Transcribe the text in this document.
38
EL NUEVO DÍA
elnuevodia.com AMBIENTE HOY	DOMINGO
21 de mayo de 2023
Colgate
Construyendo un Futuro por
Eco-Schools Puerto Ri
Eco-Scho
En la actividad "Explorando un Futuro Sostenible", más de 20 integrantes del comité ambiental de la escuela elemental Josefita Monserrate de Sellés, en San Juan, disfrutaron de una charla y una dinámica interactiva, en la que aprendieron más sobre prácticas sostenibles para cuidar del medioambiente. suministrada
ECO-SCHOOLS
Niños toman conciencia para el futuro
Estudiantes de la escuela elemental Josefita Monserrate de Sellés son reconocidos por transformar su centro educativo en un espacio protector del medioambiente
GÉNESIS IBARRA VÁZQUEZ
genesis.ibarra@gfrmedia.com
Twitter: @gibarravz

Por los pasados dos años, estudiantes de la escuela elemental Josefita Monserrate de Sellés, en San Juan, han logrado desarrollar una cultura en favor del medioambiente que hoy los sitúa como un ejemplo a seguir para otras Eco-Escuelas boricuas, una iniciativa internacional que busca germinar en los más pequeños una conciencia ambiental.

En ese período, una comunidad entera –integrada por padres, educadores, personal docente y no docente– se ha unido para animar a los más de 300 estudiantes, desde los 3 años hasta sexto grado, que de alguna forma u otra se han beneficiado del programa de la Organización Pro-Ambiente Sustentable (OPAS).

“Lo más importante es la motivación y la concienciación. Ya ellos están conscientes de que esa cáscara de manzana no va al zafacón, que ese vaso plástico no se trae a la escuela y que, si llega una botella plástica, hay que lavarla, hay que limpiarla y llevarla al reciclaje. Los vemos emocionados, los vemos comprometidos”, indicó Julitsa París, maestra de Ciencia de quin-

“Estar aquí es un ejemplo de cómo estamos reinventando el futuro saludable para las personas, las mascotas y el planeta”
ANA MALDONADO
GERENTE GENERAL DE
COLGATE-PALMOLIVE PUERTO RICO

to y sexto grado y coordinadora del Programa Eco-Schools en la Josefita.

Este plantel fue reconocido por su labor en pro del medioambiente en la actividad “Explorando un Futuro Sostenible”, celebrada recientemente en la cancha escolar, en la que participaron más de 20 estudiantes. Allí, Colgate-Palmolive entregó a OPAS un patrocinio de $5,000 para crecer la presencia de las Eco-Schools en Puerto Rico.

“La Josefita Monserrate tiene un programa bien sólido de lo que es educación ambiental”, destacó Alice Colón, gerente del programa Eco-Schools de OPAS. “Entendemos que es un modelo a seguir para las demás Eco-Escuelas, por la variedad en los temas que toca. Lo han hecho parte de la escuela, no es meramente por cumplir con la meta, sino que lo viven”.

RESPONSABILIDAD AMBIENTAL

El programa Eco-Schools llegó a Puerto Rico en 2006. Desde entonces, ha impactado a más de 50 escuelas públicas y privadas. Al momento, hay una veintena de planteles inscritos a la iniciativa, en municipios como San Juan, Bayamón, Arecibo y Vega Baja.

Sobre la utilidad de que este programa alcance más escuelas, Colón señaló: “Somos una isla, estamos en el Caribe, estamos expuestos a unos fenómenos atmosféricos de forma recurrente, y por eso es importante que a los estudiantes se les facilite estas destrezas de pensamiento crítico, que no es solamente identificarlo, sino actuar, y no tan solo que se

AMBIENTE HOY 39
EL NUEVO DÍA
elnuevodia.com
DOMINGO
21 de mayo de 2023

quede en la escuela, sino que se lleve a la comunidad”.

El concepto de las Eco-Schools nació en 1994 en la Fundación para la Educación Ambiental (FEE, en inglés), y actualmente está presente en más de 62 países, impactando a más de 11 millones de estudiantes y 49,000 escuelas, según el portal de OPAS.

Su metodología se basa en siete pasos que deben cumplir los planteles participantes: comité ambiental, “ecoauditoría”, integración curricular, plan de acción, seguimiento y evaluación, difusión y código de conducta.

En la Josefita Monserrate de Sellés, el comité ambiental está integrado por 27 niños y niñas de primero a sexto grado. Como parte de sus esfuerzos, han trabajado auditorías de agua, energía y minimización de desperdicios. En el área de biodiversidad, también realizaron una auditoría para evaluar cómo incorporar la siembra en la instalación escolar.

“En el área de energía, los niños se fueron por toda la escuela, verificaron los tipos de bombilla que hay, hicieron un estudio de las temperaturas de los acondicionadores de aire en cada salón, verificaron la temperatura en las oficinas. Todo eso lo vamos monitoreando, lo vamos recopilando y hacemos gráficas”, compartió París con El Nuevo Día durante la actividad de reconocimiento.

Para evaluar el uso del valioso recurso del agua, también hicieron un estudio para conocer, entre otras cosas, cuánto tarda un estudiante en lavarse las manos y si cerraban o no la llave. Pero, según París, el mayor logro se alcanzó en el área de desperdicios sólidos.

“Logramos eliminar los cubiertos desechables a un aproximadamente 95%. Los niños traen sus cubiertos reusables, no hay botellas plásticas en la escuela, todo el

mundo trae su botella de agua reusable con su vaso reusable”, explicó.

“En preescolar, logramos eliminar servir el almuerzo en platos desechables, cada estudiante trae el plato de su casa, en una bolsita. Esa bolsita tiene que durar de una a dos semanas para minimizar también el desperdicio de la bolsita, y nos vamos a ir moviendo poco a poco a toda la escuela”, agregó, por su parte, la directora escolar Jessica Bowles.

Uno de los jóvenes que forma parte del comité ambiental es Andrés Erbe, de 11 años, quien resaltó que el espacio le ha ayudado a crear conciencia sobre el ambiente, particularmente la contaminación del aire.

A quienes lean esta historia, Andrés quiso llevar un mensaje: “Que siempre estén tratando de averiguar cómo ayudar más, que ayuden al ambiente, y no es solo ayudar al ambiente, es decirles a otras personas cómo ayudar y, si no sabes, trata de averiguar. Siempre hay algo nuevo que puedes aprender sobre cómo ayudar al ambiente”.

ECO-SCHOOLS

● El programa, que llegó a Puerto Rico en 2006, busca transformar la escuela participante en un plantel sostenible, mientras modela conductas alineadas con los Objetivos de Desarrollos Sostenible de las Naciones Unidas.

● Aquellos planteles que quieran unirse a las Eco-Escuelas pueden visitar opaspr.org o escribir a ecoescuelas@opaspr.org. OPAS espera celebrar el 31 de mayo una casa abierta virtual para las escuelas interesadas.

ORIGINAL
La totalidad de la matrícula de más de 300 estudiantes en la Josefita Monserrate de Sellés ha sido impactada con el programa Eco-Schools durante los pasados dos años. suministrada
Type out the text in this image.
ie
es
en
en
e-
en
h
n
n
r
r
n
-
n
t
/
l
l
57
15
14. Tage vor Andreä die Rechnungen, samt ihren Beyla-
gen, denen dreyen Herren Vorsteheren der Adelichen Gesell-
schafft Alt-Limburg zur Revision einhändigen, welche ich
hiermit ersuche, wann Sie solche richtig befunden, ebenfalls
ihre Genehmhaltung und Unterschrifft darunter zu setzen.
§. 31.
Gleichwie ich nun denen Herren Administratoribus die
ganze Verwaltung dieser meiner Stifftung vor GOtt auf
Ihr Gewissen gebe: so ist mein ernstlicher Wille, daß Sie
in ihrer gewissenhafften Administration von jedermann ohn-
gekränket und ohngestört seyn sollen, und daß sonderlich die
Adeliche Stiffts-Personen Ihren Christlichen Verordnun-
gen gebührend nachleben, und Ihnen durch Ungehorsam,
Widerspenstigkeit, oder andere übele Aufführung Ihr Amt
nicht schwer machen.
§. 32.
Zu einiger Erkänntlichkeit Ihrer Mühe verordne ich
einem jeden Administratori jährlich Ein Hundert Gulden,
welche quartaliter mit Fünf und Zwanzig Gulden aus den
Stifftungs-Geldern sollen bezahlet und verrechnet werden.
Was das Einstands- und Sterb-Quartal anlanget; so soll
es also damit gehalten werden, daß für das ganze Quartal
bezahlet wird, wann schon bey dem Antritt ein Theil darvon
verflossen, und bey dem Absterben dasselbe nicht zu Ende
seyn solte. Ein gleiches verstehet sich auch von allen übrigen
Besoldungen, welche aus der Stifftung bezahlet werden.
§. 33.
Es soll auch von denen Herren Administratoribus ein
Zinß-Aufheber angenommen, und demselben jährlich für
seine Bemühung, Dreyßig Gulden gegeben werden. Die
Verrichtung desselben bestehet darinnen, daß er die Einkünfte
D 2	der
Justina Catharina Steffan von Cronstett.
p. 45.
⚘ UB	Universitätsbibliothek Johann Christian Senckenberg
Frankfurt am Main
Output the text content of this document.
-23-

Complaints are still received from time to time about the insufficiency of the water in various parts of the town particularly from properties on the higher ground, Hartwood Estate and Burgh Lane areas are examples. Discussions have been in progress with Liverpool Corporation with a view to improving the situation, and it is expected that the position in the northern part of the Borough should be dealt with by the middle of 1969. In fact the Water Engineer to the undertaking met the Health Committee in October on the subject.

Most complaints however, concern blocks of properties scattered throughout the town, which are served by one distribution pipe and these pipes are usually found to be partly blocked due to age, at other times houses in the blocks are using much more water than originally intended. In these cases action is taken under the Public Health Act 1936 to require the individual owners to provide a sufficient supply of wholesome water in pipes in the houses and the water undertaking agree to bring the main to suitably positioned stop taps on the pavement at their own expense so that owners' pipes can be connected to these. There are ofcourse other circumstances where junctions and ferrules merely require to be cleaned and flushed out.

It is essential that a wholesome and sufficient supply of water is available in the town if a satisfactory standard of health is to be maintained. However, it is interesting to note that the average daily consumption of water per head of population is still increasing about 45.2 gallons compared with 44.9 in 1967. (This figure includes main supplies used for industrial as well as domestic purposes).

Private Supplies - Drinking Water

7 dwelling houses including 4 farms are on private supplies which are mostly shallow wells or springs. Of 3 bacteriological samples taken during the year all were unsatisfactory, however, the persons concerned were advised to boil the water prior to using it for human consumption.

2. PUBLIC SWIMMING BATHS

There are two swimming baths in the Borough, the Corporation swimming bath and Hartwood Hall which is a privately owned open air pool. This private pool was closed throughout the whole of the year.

··········

Check the entries above line by line and return each one containing the word "Administratoribus".

Gleichwie ich nun denen Herren Administratoribus die
Es soll auch von denen Herren Administratoribus ein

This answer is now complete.